Our personal injury lawyer’s plea – don’t forget your rights!

08 July 2020
Personal injury

 

Our personal injury lawyer Steve Hennegan has recently advised an injured party that they had, unfortunately, brought their claim too late. He warns of the pitfalls of such delays

The year 2020 continues to be an extremely challenging one for many thousands of people, and for those who face redundancy those challenges are likely to be greater still.

As those affected go through the formal process, and it is happening to a growing number of people, it is natural that they will look at ways in which they can take action, which they believe they are entitled to do.

For example, they may have suffered an accident in their workplace some years earlier and held back from taking formal action immediately. Understandably they perhaps feared such action would jeopardise their employment or would make matters awkward at work. Unfortunately, though, if they are now trying to claim they may be disappointed as their delay could have cost them dearly. In short, they may be out of time!

To explain in more detail, let’s examine the law:

  • The law that applies to this area can be found under section 11 of the Limitation Act 1980. It states that in most cases, the majority of personal injury claims must be brought within three years from the date of injury or act of negligence, which resulted in injury. This is namely the date of the accident.
  • Alongside section 11, is also section 14 of the same Limitation Act 1980, which must be considered. This covers incidents where a person may have been injured or have a condition, illness or injury caused by the negligence of an another – but was not immediately aware of it. Should they then discover that fact for the first time, that ‘discovery date’ can be taken as the first date of action or first date of knowledge. Just as under section 11, they then have three years to pursue a claim.

How section 14 applies

Here's an example of where section 14 may apply could be an industrial disease type incident. The person may have developed a disease or condition having been exposed to work conditions or substance at work many years before. It may only be in retirement that a medical condition, caused by exposure or negligence many years before, then worsens.

Steve comments: “There's a horrible and fatal condition called mesothelioma which is an asbestos-related cancer, caused in most cases by workers having worked in or around asbestos years before.”

As has been widely reported, the condition is caused by, or when, a person inhales asbestos fibres, which then lodge within the membrane that protects the lungs, called the pleura. These asbestos fibres can lie, undetected in the pleura’s cells over a long period of time before turning cancerous. Many years after the exposure the individual develops symptoms such as chest pain, a persistent cough, weight loss and in some cases clubbed or swollen fingertips.

It is only when a person seeks specialist medical advice, that the link to working in or around asbestos is made and it is that date, of the medical discovery, that is deemed as the first date of knowledge. This then provides a further three years to investigate and pursue a possible claim.

However, adds Steve: “Sadly, for many with this condition, they don’t have three years in which to do so, as once diagnosed it’s rarely cured, and treatment is urgently required to help control the symptoms or extend life for as long as possible.”

Consequences of delay

Steve has also noticed how there are people in the above position, or who may have developed noise-induced hearing loss from years ago, who do have their conditions eventually diagnosed – but still leave it more than three years before seeking to take legal action.

“Understandably they have focused on being treated either for their injuries or their condition, and only when it’s too late, have they turned their attention to bringing a claim. They are then advised they are statute barred, or out of time from bringing a claim.

“Whether it’s an accident at work, or you have been recently diagnosed with a condition caused by work conditions either years ago or recently, please, please don’t delay! Seek both legal and medical advice as soon as possible. Delay can sometimes not only compromise your recovery, but also impact upon legal investigations and the ability to bring a successful claim and recover compensation that you or maybe even your family deserve,” he warns.

◆ **PROVIDED INFORMATION**
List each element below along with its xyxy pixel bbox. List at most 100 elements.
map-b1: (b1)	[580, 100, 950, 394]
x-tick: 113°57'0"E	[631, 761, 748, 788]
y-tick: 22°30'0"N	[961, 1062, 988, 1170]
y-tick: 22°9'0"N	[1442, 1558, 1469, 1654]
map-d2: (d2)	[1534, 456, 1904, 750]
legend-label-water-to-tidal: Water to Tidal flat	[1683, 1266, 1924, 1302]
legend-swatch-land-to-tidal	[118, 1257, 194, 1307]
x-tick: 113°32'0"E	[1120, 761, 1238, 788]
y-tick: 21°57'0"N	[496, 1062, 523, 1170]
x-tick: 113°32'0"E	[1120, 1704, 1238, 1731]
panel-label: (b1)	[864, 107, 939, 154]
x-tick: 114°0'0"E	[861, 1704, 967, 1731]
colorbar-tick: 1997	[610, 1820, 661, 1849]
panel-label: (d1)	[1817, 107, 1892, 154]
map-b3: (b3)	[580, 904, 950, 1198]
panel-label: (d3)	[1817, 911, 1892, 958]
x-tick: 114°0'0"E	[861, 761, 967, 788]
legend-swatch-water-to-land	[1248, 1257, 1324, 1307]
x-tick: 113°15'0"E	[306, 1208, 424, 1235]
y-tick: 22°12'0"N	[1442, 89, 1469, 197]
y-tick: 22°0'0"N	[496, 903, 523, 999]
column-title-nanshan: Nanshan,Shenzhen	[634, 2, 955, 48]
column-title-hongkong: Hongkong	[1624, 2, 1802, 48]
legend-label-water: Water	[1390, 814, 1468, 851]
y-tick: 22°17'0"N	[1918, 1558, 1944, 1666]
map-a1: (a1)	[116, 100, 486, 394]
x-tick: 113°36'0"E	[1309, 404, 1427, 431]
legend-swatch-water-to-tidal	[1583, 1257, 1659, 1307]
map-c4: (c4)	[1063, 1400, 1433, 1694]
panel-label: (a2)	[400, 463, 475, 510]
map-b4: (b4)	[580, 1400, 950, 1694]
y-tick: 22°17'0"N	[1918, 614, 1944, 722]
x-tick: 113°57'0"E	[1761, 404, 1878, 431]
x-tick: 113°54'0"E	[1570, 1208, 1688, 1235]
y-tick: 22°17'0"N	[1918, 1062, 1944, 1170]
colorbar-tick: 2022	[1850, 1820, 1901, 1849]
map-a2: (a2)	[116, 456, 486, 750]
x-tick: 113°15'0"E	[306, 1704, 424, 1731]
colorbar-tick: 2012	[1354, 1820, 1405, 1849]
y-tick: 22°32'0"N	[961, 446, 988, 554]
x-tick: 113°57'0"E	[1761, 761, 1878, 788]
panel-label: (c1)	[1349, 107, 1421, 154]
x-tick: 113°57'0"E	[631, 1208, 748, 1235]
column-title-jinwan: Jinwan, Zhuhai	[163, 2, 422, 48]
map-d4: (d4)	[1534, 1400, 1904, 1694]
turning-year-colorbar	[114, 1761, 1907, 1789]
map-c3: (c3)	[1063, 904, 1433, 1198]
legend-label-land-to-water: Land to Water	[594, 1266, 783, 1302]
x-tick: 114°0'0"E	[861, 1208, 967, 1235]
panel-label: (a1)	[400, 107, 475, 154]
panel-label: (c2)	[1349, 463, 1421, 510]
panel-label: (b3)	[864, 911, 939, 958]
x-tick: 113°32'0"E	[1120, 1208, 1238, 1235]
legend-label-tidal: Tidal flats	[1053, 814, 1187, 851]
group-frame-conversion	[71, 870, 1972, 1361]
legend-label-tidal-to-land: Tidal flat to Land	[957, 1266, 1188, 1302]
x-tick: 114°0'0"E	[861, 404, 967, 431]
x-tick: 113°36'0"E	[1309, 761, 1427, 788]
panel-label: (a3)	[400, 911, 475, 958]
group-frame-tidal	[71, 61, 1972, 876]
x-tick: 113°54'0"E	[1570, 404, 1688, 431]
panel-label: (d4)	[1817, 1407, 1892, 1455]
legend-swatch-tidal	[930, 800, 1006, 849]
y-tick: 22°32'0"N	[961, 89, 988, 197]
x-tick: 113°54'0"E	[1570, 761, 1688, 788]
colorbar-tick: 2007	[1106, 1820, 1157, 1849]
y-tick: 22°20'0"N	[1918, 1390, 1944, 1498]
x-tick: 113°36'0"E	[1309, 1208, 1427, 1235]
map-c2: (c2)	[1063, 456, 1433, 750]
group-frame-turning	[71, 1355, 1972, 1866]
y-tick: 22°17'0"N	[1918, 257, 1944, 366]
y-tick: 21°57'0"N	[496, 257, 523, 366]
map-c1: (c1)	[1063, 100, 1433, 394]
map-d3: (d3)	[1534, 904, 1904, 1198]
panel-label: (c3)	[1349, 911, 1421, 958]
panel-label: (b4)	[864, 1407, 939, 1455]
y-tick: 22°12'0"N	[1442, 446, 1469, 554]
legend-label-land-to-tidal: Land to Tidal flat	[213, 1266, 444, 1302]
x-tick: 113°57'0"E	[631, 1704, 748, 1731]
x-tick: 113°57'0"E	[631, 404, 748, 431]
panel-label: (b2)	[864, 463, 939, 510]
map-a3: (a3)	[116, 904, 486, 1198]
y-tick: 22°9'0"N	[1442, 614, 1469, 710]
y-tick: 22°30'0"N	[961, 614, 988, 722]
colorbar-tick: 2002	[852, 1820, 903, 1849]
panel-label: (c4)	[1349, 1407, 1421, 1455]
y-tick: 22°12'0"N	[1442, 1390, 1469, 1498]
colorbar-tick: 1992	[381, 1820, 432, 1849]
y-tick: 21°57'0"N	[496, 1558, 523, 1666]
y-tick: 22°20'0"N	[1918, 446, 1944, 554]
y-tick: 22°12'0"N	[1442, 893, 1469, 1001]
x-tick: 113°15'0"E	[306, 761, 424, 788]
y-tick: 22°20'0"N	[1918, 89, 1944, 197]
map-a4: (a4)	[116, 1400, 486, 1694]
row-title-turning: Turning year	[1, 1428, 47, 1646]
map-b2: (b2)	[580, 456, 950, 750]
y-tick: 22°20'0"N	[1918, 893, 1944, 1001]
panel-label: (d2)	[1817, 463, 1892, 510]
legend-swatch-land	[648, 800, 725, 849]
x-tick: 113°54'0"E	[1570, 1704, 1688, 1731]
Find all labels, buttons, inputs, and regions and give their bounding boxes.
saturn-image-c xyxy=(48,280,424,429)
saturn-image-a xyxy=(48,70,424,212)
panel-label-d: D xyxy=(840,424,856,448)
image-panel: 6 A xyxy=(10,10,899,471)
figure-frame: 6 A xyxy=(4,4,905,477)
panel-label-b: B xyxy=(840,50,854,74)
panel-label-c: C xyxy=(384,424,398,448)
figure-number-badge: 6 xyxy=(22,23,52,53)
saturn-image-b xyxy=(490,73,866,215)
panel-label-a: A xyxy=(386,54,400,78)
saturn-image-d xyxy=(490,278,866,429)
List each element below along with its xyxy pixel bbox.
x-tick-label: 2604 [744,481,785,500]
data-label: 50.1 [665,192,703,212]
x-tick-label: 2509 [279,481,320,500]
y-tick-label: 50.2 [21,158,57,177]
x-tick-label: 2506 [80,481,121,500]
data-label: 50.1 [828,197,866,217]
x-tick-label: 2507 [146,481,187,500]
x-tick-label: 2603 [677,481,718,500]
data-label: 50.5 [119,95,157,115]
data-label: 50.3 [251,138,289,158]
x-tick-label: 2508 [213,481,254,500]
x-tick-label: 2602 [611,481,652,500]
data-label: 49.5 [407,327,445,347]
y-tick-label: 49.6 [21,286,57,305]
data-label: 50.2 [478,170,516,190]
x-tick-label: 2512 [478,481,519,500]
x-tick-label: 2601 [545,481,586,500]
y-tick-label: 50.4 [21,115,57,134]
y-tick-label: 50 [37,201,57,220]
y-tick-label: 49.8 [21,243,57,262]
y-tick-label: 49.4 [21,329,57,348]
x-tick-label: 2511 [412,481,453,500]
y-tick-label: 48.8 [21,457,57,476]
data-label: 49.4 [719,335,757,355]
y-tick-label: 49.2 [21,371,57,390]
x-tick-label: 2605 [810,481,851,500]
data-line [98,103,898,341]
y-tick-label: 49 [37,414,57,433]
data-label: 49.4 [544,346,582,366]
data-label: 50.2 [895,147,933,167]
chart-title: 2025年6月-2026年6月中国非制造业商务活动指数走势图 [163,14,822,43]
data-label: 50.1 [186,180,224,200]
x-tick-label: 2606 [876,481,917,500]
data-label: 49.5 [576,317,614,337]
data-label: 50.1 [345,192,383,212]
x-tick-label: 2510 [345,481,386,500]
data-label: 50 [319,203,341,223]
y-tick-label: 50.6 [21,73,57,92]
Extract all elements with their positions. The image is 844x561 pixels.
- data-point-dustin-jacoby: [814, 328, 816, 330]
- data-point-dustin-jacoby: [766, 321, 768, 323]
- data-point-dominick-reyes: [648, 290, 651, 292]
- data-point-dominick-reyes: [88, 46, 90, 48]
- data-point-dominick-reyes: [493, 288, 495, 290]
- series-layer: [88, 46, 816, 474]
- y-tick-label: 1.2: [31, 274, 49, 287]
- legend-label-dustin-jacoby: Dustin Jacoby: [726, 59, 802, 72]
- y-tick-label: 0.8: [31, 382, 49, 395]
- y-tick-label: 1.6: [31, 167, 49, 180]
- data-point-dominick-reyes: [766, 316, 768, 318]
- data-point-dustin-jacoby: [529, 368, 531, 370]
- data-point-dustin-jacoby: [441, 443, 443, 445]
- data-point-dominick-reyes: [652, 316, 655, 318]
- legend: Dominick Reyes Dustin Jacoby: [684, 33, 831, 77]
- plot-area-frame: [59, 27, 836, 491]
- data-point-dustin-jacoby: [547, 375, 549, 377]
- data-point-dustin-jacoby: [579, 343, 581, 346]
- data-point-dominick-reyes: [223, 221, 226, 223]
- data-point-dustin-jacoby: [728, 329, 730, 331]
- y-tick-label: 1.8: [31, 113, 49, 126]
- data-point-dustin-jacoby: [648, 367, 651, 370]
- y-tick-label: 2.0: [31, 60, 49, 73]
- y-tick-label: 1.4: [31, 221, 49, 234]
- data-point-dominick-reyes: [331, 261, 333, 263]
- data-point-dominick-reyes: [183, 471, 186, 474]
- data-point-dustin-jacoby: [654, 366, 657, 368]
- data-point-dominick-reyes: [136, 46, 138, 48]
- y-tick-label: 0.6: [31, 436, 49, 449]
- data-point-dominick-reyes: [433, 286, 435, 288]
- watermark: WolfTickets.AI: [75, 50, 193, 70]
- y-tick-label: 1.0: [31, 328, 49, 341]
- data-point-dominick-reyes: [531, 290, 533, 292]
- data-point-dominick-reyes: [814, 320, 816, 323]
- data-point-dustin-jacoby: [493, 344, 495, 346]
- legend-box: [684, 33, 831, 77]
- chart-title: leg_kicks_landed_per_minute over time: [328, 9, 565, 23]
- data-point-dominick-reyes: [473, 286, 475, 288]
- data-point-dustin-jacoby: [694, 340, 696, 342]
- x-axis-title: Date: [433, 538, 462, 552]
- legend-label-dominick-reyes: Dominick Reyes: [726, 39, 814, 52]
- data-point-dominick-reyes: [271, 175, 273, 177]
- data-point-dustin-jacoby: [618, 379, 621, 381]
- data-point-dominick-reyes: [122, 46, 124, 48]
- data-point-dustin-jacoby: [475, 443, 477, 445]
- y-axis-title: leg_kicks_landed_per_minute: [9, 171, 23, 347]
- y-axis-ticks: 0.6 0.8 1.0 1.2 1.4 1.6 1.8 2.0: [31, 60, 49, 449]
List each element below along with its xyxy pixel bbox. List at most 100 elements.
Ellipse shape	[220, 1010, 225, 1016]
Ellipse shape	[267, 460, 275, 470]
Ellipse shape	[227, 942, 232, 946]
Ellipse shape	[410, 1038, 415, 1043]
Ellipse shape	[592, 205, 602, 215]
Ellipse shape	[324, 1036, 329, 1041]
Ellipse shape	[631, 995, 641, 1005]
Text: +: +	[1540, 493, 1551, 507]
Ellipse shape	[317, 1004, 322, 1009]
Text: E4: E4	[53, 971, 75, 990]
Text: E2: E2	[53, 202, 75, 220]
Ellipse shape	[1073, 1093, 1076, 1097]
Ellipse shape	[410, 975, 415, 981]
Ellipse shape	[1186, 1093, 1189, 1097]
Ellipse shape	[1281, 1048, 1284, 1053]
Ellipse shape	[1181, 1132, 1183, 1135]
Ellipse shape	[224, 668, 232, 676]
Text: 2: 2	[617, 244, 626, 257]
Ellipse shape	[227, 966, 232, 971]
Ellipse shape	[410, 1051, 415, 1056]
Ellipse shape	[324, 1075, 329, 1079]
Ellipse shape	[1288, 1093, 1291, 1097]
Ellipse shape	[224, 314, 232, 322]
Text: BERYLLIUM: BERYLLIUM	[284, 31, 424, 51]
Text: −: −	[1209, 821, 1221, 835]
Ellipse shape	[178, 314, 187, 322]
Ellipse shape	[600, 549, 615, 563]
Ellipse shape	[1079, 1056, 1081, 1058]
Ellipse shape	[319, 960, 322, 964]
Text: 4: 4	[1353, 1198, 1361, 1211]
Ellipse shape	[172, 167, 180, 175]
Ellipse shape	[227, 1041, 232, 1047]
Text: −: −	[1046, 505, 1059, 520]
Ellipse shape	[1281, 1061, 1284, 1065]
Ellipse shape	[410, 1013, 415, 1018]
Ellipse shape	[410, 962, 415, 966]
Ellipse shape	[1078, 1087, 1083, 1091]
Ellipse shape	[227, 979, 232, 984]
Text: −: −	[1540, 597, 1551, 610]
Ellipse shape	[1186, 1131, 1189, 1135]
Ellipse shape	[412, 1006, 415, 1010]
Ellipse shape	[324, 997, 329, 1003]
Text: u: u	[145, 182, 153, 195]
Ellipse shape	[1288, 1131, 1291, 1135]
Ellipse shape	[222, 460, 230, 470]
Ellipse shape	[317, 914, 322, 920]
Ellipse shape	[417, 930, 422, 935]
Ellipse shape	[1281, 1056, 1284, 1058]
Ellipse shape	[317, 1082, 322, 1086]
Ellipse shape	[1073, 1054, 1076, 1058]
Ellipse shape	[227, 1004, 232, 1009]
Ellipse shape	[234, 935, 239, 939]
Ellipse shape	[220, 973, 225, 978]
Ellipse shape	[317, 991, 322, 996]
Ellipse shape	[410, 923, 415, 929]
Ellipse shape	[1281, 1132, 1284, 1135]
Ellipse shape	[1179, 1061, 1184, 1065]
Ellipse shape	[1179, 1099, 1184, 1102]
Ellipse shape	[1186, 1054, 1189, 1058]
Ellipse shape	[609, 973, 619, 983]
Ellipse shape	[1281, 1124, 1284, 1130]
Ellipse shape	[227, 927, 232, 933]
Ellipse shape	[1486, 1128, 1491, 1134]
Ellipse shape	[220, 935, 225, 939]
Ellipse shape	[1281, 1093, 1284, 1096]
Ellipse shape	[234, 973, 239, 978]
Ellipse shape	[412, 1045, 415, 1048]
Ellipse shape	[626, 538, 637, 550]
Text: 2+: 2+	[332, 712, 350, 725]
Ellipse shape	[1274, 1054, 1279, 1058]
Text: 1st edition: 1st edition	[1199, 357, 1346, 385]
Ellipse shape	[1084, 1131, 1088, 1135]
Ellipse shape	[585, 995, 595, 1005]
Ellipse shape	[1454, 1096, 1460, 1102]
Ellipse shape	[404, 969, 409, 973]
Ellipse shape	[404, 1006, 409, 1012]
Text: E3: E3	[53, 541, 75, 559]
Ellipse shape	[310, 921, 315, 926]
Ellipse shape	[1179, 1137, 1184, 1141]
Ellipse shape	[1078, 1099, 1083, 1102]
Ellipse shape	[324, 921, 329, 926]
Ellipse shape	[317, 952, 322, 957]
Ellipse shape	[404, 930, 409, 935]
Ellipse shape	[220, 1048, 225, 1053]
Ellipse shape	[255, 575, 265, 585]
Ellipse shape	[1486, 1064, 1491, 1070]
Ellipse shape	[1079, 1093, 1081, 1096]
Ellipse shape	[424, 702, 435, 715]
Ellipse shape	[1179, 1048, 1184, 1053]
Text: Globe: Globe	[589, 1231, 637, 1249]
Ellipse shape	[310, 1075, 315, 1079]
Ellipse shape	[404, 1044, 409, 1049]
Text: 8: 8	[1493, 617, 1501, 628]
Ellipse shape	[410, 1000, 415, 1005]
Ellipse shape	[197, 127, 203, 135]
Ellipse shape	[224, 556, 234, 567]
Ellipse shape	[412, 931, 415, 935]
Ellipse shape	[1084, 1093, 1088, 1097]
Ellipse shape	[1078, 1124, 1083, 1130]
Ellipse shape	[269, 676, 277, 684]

◆ **TASK DIRECTIONS**
Reproduce the passage of the personal injury article starting with "It is only when" and going on through "a possible claim.". Rely on the personal injury article alone, not on the data.

◆ **TASK OUTPUT**
It is only when a person seeks specialist medical advice, that the link to working in or around asbestos is made and it is that date, of the medical discovery, that is deemed as the first date of knowledge. This then provides a further three years to investigate and pursue a possible claim.